-- Short task --
Set every record down verbatim and omit the pictures.

═════ Record set

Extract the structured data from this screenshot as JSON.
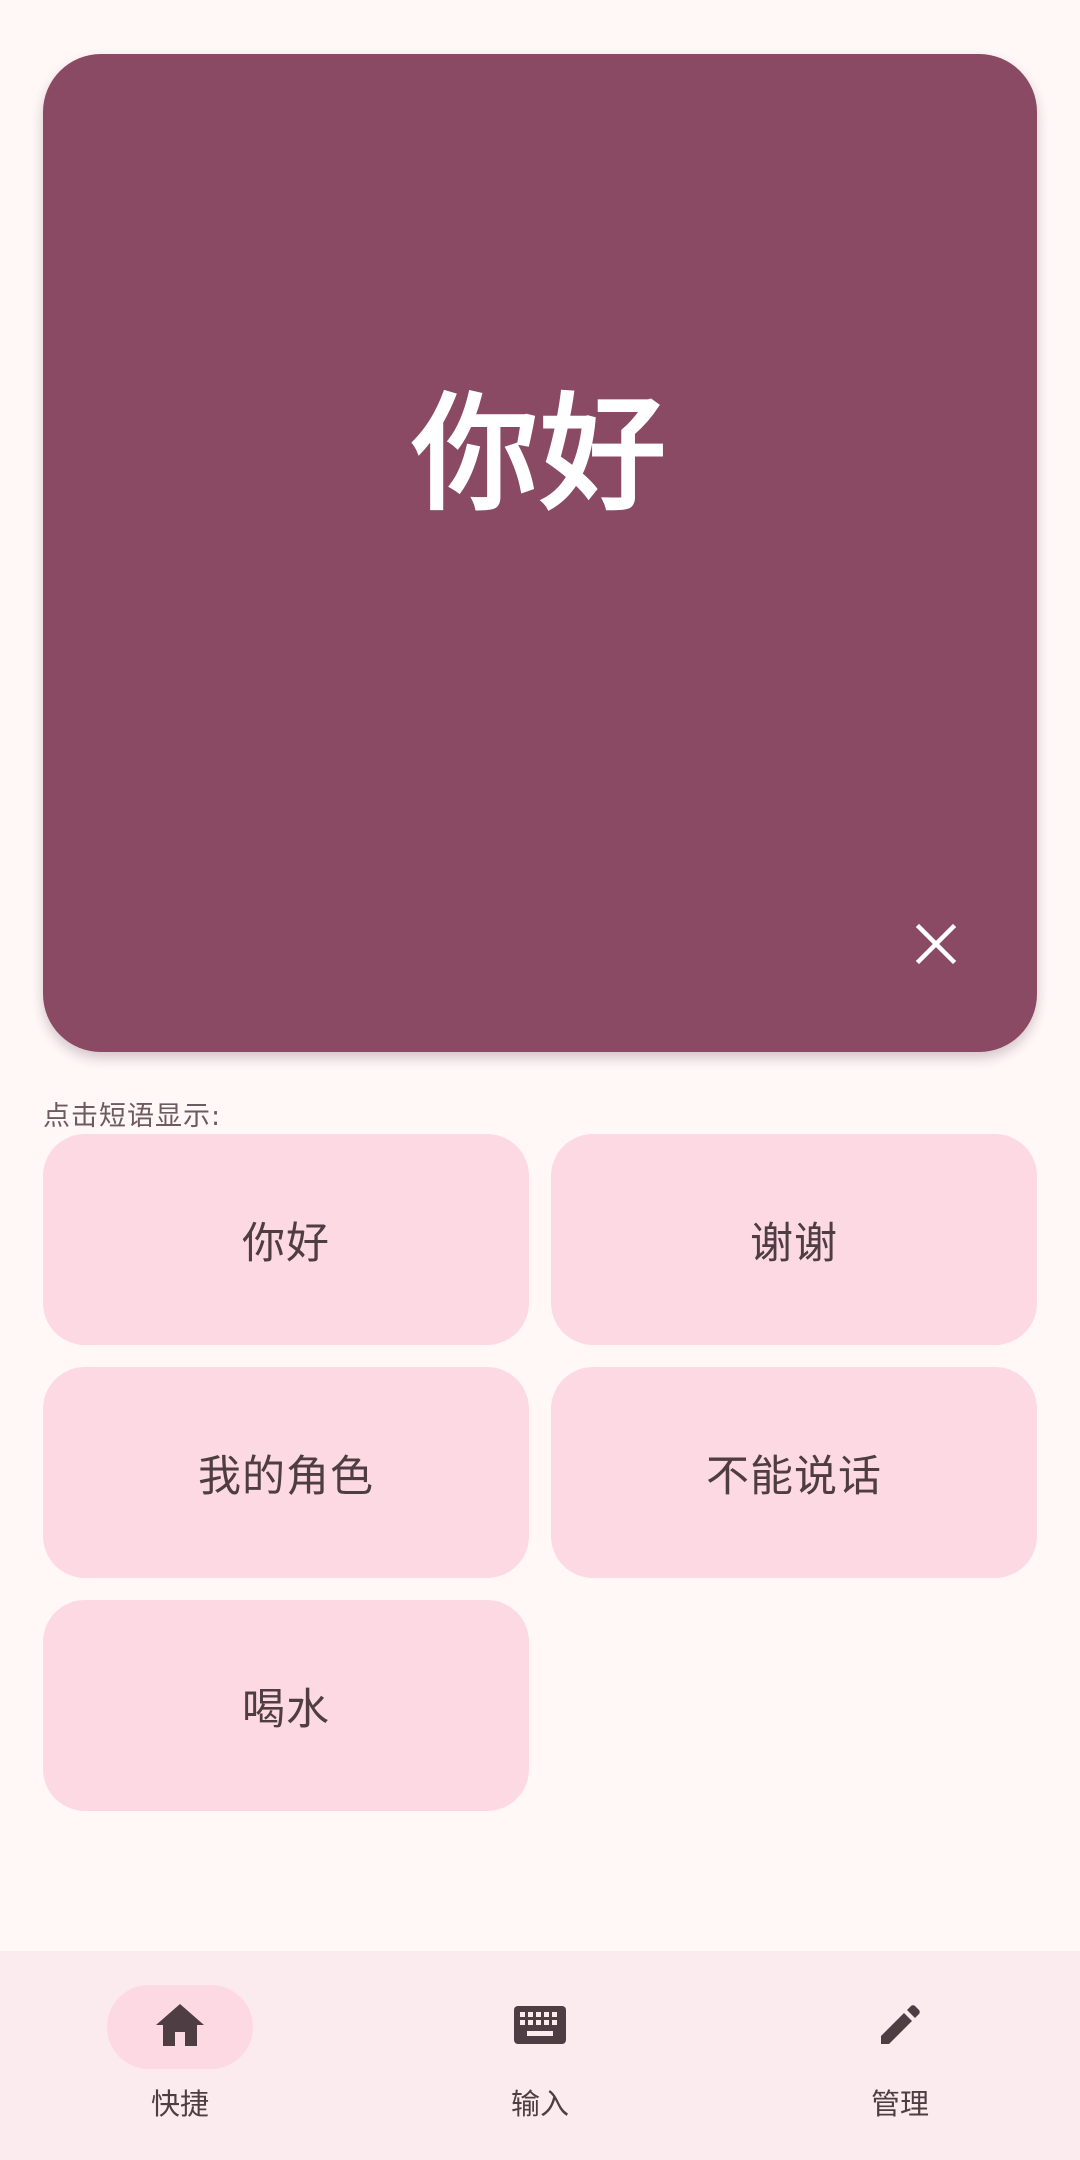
{
  "display": {
    "text": "你好",
    "close_icon": "close-icon",
    "background_color": "#8B4A63"
  },
  "hint": "点击短语显示:",
  "phrases": [
    {
      "label": "你好"
    },
    {
      "label": "谢谢"
    },
    {
      "label": "我的角色"
    },
    {
      "label": "不能说话"
    },
    {
      "label": "喝水"
    }
  ],
  "nav": {
    "items": [
      {
        "label": "快捷",
        "icon": "home-icon",
        "active": true
      },
      {
        "label": "输入",
        "icon": "keyboard-icon",
        "active": false
      },
      {
        "label": "管理",
        "icon": "edit-icon",
        "active": false
      }
    ]
  },
  "colors": {
    "accent": "#8B4A63",
    "chip": "#FDD9E4",
    "nav_background": "#FBEAEE"
  }
}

══════════

-- Task answer --
Extract the structured data from this screenshot as JSON.
{
  "display": {
    "text": "你好",
    "close_icon": "close-icon",
    "background_color": "#8B4A63"
  },
  "hint": "点击短语显示:",
  "phrases": [
    {
      "label": "你好"
    },
    {
      "label": "谢谢"
    },
    {
      "label": "我的角色"
    },
    {
      "label": "不能说话"
    },
    {
      "label": "喝水"
    }
  ],
  "nav": {
    "items": [
      {
        "label": "快捷",
        "icon": "home-icon",
        "active": true
      },
      {
        "label": "输入",
        "icon": "keyboard-icon",
        "active": false
      },
      {
        "label": "管理",
        "icon": "edit-icon",
        "active": false
      }
    ]
  },
  "colors": {
    "accent": "#8B4A63",
    "chip": "#FDD9E4",
    "nav_background": "#FBEAEE"
  }
}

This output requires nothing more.